SHORT PROBLEM:
List each line holding the string "screenshot".

## start

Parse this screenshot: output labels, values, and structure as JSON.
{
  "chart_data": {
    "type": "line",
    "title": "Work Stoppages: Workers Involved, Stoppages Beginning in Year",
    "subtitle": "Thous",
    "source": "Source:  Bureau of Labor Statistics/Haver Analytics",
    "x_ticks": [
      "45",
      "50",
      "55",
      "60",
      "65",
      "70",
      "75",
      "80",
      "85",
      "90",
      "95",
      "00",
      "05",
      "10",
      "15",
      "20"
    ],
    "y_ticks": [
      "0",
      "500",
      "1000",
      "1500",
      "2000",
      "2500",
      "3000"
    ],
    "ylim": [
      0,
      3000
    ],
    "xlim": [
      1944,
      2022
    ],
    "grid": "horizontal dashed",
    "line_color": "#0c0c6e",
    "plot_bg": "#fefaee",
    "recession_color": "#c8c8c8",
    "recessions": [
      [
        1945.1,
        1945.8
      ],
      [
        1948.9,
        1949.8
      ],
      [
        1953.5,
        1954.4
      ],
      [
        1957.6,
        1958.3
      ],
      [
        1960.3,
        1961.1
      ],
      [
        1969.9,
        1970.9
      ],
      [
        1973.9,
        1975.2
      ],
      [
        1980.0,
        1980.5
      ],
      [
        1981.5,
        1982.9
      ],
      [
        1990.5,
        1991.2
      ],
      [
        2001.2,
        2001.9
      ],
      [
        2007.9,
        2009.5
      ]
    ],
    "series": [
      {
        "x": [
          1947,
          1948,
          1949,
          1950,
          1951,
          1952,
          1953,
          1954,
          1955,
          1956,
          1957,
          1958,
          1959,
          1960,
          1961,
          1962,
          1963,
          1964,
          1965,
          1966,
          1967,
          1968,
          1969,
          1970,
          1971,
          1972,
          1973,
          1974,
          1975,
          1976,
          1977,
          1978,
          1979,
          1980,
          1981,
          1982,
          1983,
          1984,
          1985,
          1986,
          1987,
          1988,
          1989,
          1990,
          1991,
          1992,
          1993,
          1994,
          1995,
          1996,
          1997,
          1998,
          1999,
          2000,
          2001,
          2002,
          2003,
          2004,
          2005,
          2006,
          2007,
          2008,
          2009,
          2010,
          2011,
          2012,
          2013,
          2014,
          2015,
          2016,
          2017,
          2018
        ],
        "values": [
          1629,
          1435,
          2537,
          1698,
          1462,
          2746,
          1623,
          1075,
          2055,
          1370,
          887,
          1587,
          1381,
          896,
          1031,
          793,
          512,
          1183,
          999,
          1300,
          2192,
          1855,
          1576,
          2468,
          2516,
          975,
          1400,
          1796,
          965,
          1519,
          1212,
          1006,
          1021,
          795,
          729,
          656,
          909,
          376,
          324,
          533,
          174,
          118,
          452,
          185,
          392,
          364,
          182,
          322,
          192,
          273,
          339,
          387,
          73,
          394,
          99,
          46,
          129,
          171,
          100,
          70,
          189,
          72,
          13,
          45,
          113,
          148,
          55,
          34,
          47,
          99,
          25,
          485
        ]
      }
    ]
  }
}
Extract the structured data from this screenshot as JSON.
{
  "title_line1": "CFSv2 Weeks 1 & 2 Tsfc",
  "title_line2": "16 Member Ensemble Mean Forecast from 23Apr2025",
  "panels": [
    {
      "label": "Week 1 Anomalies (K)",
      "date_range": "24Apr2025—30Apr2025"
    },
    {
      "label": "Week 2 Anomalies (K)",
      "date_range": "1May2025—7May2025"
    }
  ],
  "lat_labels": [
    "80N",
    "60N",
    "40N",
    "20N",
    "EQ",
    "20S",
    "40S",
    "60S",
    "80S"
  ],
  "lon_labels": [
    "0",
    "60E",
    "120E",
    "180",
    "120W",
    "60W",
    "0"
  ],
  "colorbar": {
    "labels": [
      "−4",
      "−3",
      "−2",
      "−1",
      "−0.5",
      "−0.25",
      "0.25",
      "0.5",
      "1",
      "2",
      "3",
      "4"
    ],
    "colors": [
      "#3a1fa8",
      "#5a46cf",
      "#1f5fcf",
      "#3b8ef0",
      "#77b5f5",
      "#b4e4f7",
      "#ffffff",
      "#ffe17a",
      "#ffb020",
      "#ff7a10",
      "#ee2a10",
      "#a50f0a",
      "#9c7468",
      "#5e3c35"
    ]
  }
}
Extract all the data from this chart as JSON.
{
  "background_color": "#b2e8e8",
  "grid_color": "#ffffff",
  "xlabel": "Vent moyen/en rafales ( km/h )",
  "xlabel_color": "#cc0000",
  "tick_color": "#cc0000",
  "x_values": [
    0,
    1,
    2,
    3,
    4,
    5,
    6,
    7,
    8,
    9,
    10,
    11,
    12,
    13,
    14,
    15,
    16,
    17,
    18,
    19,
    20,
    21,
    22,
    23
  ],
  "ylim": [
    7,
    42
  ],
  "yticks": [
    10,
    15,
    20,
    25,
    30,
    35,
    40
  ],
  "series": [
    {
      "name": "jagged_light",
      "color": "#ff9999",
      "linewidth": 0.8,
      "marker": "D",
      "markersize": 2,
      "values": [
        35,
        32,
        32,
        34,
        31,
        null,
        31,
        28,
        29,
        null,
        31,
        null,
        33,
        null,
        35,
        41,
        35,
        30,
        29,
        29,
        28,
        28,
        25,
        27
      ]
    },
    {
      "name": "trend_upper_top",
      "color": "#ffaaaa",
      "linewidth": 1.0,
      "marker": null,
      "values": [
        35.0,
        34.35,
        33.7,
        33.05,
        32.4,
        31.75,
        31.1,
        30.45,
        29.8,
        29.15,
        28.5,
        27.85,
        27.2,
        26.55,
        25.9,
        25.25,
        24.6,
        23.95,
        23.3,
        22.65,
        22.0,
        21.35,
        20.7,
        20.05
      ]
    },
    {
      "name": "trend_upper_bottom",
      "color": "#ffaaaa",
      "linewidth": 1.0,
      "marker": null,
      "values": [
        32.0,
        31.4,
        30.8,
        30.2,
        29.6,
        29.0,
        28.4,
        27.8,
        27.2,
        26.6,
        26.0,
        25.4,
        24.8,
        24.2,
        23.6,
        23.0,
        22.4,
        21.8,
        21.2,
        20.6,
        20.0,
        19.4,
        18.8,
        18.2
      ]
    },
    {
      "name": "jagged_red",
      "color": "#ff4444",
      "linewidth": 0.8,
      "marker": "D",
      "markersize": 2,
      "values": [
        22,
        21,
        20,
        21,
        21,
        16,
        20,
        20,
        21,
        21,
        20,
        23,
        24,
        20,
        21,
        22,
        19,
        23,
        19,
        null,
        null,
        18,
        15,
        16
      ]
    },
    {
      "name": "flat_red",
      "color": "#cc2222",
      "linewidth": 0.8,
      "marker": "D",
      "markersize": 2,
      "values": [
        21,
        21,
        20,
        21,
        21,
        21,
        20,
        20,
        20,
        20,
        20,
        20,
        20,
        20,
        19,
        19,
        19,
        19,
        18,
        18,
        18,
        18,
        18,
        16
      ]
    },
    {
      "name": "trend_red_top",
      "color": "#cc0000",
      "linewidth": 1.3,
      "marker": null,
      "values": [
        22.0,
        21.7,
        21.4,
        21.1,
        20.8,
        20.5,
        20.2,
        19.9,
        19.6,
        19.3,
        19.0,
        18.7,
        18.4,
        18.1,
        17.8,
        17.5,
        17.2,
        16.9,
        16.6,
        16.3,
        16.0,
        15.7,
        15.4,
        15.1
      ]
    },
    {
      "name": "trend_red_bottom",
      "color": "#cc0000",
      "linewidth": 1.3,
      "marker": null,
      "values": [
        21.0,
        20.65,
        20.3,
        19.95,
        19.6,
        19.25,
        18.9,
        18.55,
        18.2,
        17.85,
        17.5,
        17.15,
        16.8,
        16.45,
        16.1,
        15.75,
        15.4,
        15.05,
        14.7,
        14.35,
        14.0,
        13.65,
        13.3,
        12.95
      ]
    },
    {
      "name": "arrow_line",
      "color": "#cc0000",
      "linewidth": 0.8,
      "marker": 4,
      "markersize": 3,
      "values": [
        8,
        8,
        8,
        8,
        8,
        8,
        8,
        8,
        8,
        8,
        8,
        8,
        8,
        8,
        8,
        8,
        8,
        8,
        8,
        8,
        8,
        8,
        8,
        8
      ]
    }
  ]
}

## end

SOLVED EXERCISE:
Parse this screenshot: output labels, values, and structure as JSON.
Extract the structured data from this screenshot as JSON.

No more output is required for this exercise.